▸ **Problem requirements**: Set out every line bearing the string "JSON".

# # # # #

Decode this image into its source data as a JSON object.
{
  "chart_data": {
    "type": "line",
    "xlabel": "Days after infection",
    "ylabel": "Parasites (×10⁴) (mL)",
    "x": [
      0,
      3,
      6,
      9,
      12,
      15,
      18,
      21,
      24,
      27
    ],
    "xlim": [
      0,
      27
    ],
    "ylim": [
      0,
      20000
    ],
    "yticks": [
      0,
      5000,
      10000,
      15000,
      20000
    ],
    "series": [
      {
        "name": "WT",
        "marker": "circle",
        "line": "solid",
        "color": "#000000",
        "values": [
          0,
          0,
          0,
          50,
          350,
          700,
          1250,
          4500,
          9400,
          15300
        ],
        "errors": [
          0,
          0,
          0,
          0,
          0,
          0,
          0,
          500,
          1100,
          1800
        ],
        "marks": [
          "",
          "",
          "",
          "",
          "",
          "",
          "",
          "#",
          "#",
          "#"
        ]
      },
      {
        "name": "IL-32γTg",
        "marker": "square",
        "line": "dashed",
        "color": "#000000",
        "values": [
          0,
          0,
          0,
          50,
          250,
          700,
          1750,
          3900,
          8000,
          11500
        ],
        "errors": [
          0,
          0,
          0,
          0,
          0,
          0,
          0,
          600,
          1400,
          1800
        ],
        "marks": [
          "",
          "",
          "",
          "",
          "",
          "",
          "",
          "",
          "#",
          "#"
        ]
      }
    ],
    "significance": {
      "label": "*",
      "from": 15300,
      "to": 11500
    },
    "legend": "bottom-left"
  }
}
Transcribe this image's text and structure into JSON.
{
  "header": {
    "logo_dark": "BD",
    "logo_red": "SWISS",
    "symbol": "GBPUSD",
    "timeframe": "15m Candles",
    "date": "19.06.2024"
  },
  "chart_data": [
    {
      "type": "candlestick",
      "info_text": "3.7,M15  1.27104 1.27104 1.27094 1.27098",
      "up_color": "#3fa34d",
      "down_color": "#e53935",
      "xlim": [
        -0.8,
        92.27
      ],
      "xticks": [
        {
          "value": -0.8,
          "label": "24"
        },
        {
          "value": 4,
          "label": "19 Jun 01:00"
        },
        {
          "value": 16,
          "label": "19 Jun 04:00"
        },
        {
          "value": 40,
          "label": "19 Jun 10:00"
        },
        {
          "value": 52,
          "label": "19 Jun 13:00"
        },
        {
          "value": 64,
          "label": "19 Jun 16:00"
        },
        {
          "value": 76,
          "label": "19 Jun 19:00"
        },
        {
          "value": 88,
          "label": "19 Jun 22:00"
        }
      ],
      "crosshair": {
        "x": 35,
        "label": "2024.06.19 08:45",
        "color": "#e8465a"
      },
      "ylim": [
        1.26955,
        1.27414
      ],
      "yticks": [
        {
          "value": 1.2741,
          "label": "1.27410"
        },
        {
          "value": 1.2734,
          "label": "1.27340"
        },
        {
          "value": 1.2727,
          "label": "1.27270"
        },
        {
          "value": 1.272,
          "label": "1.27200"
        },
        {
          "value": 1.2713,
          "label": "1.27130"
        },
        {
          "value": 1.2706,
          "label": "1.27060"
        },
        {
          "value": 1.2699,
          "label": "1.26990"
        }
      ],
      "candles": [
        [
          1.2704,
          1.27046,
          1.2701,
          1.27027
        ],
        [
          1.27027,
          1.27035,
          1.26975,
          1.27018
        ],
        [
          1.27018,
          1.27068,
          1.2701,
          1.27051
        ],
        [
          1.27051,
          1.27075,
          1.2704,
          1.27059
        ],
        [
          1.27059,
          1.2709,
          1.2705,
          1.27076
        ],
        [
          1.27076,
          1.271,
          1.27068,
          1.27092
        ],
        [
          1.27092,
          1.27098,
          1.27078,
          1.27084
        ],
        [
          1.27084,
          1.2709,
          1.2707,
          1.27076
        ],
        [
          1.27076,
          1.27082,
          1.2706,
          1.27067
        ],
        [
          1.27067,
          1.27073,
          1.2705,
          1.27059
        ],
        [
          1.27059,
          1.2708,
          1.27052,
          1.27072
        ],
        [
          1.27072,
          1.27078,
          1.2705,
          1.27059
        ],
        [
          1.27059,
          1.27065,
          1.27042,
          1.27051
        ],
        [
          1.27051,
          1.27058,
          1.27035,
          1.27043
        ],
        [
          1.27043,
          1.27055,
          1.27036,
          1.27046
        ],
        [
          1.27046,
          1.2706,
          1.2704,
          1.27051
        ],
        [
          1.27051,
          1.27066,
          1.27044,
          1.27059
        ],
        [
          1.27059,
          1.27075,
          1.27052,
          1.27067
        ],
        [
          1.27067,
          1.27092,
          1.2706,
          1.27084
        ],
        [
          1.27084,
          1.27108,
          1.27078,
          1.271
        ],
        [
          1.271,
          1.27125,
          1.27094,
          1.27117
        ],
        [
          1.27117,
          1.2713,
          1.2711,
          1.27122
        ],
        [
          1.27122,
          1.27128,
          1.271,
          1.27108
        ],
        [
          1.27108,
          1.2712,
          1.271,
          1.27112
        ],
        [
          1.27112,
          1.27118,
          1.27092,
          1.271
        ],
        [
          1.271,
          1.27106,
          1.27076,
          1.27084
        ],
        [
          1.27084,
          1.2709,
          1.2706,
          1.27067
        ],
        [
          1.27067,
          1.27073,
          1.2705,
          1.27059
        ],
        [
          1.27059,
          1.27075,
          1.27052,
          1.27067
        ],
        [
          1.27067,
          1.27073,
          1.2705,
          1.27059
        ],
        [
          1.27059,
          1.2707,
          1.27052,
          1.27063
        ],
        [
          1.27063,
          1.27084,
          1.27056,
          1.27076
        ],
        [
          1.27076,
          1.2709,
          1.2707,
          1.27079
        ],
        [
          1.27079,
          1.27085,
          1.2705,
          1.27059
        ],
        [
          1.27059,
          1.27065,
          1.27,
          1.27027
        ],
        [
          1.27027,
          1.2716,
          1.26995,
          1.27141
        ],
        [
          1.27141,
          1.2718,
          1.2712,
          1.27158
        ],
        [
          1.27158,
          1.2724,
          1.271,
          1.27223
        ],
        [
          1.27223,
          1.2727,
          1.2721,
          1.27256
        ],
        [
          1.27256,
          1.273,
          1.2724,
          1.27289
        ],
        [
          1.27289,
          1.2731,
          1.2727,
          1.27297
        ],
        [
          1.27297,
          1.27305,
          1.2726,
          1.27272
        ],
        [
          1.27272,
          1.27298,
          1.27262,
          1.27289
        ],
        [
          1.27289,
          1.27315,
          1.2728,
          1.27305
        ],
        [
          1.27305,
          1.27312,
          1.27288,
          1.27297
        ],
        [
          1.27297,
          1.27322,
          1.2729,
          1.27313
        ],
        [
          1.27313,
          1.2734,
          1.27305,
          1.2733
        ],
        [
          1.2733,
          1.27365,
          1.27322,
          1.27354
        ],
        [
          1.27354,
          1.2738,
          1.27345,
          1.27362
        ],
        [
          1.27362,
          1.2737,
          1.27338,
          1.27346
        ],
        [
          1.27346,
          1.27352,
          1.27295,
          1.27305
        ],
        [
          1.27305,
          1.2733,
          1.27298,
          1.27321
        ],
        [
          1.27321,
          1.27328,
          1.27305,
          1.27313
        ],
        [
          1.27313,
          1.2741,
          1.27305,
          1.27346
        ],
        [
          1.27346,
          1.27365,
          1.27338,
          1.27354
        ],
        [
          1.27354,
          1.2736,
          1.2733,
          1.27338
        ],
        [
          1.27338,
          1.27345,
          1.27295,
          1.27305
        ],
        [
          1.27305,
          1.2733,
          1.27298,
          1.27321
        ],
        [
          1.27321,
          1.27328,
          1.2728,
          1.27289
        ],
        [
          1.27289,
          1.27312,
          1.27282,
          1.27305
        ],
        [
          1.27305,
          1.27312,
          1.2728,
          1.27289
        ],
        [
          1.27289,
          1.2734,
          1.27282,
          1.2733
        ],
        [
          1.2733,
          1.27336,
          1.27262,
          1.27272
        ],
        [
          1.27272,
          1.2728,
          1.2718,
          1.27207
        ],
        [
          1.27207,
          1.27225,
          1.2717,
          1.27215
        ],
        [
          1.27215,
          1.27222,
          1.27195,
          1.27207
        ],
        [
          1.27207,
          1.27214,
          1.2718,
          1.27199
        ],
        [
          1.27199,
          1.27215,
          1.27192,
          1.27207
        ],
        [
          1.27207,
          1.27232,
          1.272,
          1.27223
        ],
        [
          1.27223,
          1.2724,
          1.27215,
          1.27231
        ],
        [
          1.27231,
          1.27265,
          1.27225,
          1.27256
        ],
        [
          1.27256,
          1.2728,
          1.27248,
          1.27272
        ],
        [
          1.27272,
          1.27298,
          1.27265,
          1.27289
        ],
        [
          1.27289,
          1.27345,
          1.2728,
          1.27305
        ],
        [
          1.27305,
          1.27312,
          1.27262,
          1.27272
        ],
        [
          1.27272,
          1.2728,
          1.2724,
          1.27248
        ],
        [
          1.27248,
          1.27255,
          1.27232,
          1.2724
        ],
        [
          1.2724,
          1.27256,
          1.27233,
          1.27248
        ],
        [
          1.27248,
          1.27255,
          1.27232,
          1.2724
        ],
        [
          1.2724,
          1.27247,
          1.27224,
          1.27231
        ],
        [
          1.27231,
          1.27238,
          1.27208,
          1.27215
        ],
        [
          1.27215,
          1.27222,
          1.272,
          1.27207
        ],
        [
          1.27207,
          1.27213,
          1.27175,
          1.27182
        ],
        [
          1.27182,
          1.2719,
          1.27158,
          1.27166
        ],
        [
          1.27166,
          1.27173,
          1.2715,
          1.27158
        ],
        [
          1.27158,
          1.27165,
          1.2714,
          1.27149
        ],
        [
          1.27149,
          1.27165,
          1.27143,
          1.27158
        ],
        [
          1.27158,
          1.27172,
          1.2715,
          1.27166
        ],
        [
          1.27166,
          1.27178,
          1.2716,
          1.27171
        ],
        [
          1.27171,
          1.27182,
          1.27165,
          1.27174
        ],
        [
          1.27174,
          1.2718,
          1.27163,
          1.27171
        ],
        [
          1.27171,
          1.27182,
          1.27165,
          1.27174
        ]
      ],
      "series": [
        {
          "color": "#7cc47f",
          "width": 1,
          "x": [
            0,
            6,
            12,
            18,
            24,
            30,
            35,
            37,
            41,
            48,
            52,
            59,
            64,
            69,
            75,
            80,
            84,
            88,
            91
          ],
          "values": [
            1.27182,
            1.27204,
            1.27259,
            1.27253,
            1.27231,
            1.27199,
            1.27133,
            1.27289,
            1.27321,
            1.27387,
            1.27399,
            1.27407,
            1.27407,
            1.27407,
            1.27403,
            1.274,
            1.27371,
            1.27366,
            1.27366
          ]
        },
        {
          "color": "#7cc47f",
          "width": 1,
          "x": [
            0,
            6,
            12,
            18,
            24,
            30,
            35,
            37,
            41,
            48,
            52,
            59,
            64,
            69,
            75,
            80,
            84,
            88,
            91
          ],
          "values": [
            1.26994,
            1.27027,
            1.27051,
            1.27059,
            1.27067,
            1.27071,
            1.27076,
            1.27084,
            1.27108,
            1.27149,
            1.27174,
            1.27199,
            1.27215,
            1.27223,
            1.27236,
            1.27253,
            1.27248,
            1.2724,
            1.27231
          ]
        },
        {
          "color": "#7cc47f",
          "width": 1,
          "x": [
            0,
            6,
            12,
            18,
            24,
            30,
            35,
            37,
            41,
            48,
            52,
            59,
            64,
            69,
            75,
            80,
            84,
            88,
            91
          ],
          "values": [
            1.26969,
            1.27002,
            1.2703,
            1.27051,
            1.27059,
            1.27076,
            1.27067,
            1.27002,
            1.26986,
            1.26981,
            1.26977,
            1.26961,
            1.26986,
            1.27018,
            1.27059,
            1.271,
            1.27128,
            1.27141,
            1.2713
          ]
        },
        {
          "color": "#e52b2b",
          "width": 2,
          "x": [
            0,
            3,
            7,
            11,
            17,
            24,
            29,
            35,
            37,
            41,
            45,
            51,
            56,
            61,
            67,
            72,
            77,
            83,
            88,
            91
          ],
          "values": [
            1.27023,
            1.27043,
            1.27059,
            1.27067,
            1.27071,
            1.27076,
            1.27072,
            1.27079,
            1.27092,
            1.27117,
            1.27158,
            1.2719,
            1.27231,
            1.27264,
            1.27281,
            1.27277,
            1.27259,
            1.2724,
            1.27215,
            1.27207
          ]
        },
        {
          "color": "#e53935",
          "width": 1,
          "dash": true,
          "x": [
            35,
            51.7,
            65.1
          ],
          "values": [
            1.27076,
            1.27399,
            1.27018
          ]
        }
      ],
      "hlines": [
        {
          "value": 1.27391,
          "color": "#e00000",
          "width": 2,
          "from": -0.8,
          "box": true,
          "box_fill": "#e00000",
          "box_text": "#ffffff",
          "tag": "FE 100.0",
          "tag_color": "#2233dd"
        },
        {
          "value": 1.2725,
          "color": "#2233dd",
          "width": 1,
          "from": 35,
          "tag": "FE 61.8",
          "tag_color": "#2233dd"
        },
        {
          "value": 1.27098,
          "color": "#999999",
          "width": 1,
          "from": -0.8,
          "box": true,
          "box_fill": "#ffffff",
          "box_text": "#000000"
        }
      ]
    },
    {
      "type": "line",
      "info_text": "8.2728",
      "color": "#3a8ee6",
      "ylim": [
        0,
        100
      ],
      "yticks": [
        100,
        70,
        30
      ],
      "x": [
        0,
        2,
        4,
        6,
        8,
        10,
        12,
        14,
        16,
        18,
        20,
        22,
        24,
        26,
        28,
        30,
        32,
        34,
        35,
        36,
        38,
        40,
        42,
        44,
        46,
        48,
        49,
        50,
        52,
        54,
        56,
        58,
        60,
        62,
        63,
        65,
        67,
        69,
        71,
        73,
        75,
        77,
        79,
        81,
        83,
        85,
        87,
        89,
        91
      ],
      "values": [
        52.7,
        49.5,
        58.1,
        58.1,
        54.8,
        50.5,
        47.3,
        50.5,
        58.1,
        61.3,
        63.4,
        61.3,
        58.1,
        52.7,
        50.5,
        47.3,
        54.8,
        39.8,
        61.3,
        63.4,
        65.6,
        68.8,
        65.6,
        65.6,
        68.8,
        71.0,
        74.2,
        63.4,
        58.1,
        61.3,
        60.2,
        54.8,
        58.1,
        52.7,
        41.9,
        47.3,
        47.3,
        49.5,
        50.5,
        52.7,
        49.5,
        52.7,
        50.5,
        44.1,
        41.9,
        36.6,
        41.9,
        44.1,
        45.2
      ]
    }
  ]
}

# # # # #

▸ **Task response**:
Decode this image into its source data as a JSON object.
Transcribe this image's text and structure into JSON.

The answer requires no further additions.